▸ TEXT:
>>>
Main Topics

No other city in the world is like Delhi, the capital of India. One of the oldest cities in the world, Delhi has an excellent old town ambience in Old Delhi, and is modern in New Delhi.

Stately and historic, the city is one of the undisputed highlights of the country. An array of historical sites including World Heritage Sites of Red Fort, Humayun’s Tomb and Qutub Minar rests amongst other several historical treasures in Delhi’s possession.

The seamless blend of old and new worlds makes for a fascinating exploration of this metropolis. The city is normally the first port of call for those planning to visit Northern India.

Fast Fact

Temperature :

Summer: 41.2 -21.4 C
Winter: 33.7 -6.8 C

Best Season :

September to March

STD Code :


Languages spoken :

Hindi, English, Urdu, Punjabi

Clothing :

Summer- Cottons, Winter- Heavy woollens


Qutub Minar

A UNESCO World Heritage Site in Delhi, Qutub Minar has been constructed with red sandstone and marble. It is the tallest minaret in India with a height of 72.5 metres (237.8 ft). The Construction was commenced by Qutub-ud-din Aibak in 1192 but was completed by Iltutmish. During the rule of Firoz Shah, the minar's top two floors were damaged, but were repaired by Firoz Shah himself. Qutub Minar has a tilt of 25 inches to the southwest, which is considered to be 'within safe limits', but experts have stated that the monument needs regular monitoring in case rainwater seepage further weakens the foundation.
<<<
▸ SOURCE RECORDS:
>>>
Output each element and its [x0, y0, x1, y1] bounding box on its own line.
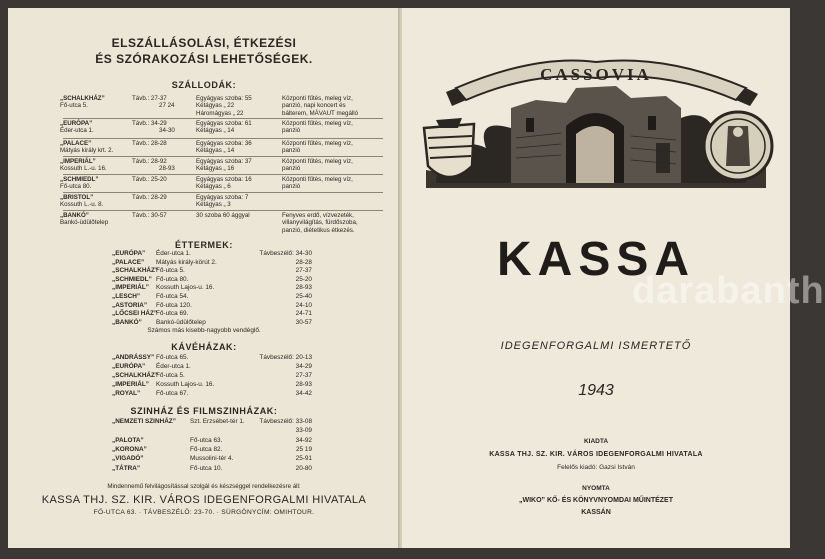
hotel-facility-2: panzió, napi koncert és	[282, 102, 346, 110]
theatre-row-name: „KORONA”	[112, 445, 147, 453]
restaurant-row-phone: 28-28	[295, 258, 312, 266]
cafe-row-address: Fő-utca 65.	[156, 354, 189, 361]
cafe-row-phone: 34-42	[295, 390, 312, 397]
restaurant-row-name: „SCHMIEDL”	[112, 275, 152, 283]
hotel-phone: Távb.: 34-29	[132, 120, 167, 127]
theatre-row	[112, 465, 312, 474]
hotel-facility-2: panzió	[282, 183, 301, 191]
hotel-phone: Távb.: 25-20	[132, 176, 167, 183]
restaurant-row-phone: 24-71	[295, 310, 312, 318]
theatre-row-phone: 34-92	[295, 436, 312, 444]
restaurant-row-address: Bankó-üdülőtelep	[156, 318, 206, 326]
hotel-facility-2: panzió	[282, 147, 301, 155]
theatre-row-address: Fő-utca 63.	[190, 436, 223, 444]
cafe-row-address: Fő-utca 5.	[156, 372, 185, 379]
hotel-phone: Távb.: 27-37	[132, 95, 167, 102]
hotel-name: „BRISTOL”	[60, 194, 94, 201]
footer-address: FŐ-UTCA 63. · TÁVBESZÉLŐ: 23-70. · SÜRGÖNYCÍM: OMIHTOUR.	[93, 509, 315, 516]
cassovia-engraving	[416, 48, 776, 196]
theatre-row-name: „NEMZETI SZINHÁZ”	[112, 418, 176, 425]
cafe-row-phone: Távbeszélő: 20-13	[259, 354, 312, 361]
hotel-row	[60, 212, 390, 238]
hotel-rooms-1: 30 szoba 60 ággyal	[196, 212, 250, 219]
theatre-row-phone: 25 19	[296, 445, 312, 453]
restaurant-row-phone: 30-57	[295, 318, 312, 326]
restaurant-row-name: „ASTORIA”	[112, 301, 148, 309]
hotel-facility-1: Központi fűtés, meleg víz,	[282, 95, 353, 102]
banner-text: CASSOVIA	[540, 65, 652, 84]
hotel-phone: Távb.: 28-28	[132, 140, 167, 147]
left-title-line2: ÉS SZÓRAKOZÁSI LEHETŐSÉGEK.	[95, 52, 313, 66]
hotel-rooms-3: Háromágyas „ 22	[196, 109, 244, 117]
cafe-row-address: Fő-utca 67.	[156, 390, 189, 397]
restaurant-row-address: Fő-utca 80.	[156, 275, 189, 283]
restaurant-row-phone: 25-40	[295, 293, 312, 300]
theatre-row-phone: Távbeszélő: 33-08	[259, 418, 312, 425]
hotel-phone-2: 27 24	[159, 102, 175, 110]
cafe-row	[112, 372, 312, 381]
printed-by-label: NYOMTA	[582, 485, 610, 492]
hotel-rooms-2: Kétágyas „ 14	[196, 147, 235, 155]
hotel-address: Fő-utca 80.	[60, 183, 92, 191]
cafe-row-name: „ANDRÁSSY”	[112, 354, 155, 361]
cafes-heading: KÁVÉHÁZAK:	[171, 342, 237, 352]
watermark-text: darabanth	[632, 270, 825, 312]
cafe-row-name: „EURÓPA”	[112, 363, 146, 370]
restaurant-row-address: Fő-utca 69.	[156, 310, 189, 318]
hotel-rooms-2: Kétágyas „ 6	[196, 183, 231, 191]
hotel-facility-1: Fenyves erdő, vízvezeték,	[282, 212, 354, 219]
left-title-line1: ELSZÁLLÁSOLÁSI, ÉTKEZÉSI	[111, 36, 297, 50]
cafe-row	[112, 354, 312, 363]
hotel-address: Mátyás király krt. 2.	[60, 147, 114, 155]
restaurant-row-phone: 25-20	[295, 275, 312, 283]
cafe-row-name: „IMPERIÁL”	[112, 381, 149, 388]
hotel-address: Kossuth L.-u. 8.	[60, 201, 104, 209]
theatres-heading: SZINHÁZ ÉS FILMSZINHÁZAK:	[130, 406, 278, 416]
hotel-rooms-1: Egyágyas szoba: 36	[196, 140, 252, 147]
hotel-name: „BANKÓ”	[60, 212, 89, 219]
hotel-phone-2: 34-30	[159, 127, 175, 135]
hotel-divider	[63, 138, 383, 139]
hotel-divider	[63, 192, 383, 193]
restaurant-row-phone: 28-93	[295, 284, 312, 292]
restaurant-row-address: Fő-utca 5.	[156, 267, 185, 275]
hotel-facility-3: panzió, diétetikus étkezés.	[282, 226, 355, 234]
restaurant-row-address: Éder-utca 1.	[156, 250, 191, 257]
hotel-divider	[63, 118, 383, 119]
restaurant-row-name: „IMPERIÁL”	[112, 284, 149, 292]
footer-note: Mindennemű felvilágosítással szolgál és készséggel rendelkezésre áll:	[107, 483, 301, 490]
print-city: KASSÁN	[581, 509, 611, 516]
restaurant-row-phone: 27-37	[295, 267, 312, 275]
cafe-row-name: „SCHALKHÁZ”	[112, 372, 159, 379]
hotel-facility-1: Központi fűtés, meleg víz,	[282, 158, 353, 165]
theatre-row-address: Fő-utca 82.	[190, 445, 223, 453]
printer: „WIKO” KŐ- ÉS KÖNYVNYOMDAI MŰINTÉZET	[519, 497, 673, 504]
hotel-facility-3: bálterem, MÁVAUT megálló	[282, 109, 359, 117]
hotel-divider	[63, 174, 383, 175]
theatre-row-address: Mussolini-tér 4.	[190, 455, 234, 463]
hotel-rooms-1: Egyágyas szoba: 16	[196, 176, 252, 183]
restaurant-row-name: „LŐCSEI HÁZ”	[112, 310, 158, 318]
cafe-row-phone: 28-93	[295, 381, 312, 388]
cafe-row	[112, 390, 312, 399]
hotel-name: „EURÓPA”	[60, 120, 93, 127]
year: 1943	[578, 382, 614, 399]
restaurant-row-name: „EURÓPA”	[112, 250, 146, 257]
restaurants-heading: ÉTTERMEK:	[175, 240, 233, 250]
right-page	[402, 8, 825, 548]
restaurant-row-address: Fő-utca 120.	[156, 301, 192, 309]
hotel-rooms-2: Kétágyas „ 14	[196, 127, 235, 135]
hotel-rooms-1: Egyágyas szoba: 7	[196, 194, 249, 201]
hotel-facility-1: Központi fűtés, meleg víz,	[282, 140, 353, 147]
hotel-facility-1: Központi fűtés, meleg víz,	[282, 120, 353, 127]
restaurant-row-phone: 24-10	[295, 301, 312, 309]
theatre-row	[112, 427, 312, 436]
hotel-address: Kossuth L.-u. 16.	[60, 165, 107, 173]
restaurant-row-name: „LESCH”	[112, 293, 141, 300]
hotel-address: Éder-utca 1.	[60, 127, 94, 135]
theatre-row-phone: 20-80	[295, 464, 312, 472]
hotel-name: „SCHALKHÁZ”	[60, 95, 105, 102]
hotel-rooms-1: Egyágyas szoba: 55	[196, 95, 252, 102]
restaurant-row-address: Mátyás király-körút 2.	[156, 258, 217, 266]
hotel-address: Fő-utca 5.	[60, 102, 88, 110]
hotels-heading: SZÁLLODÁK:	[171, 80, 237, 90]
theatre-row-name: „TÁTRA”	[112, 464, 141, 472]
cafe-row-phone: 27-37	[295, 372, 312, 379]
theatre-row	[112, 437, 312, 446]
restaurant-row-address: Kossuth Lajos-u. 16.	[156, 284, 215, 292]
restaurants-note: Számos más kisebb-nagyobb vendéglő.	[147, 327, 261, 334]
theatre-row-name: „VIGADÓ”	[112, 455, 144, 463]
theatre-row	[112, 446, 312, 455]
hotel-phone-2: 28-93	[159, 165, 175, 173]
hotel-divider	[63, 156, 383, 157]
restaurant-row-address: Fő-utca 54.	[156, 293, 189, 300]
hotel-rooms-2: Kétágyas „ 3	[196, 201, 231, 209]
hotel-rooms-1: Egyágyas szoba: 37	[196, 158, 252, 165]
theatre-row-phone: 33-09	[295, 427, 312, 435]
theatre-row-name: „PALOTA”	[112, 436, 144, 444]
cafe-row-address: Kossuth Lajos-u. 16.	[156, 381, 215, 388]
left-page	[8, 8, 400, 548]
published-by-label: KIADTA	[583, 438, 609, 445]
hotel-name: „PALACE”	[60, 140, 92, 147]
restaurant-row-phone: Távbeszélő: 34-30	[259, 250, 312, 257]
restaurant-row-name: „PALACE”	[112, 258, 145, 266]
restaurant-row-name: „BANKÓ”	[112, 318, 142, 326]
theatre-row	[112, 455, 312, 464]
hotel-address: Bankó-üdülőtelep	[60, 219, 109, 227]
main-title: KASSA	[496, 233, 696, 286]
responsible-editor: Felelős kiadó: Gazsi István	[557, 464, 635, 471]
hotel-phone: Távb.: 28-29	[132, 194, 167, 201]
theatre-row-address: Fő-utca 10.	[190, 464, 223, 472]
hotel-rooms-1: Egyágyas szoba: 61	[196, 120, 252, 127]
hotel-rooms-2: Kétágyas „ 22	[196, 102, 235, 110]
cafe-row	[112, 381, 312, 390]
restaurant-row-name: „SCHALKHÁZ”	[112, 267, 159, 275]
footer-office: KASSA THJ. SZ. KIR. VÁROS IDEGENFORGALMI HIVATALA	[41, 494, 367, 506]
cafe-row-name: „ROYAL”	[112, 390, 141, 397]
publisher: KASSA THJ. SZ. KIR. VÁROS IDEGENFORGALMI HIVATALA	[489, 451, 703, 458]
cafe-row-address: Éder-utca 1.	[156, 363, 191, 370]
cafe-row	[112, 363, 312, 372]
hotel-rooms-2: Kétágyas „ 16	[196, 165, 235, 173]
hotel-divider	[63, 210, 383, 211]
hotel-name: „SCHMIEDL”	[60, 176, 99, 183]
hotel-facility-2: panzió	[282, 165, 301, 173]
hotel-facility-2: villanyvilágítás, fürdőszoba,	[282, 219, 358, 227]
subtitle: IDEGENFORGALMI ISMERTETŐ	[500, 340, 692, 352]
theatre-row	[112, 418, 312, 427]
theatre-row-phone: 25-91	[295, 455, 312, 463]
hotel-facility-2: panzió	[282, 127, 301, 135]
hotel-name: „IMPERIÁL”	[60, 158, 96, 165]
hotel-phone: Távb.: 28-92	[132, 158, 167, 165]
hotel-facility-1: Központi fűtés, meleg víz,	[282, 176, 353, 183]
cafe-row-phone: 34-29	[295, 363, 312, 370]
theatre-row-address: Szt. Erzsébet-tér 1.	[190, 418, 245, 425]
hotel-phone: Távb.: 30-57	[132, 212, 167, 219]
<<<
▸ COMPLETE THE FOLLOWING:
a) Retype the portion of the Delhi text starting at "No other city" and ending at "in Delhi’s possession.".
b) In the entries, take the lines starting at the one containing "hotel-facility-2: panzió, napi" and ending at the one containing "372, 312, 381]". Write out only those lines, with "panzió" replaced by "pension" and nothing else altered.

▸ RESPONSES FOR EACH TASK:
a)
No other city in the world is like Delhi, the capital of India. One of the oldest cities in the world, Delhi has an excellent old town ambience in Old Delhi, and is modern in New Delhi.

Stately and historic, the city is one of the undisputed highlights of the country. An array of historical sites including World Heritage Sites of Red Fort, Humayun’s Tomb and Qutub Minar rests amongst other several historical treasures in Delhi’s possession.

b)
hotel-facility-2: pension, napi koncert és	[282, 102, 346, 110]
theatre-row-name: „KORONA”	[112, 445, 147, 453]
restaurant-row-phone: 28-28	[295, 258, 312, 266]
cafe-row-address: Fő-utca 65.	[156, 354, 189, 361]
cafe-row-phone: 34-42	[295, 390, 312, 397]
restaurant-row-name: „SCHMIEDL”	[112, 275, 152, 283]
hotel-phone: Távb.: 34-29	[132, 120, 167, 127]
theatre-row	[112, 465, 312, 474]
hotel-facility-2: pension	[282, 183, 301, 191]
hotel-phone: Távb.: 25-20	[132, 176, 167, 183]
restaurant-row-phone: 24-71	[295, 310, 312, 318]
theatre-row-phone: 34-92	[295, 436, 312, 444]
restaurant-row-address: Bankó-üdülőtelep	[156, 318, 206, 326]
hotel-facility-2: pension	[282, 147, 301, 155]
theatre-row-address: Fő-utca 63.	[190, 436, 223, 444]
cafe-row-address: Fő-utca 5.	[156, 372, 185, 379]
hotel-phone: Távb.: 27-37	[132, 95, 167, 102]
hotel-name: „BRISTOL”	[60, 194, 94, 201]
footer-address: FŐ-UTCA 63. · TÁVBESZÉLŐ: 23-70. · SÜRGÖNYCÍM: OMIHTOUR.	[93, 509, 315, 516]
cassovia-engraving	[416, 48, 776, 196]
theatre-row-name: „NEMZETI SZINHÁZ”	[112, 418, 176, 425]
cafe-row-phone: Távbeszélő: 20-13	[259, 354, 312, 361]
hotel-row	[60, 212, 390, 238]
hotel-rooms-1: 30 szoba 60 ággyal	[196, 212, 250, 219]
theatre-row-phone: 25 19	[296, 445, 312, 453]
restaurant-row-phone: 30-57	[295, 318, 312, 326]
restaurant-row-name: „ASTORIA”	[112, 301, 148, 309]
hotel-facility-1: Központi fűtés, meleg víz,	[282, 95, 353, 102]
banner-text: CASSOVIA	[540, 65, 652, 84]
hotel-phone: Távb.: 28-28	[132, 140, 167, 147]
left-title-line2: ÉS SZÓRAKOZÁSI LEHETŐSÉGEK.	[95, 52, 313, 66]
hotel-rooms-3: Háromágyas „ 22	[196, 109, 244, 117]
cafe-row-address: Fő-utca 67.	[156, 390, 189, 397]
restaurant-row-address: Fő-utca 80.	[156, 275, 189, 283]
restaurant-row-phone: 25-40	[295, 293, 312, 300]
theatre-row-phone: Távbeszélő: 33-08	[259, 418, 312, 425]
hotel-phone-2: 27 24	[159, 102, 175, 110]
cafe-row	[112, 372, 312, 381]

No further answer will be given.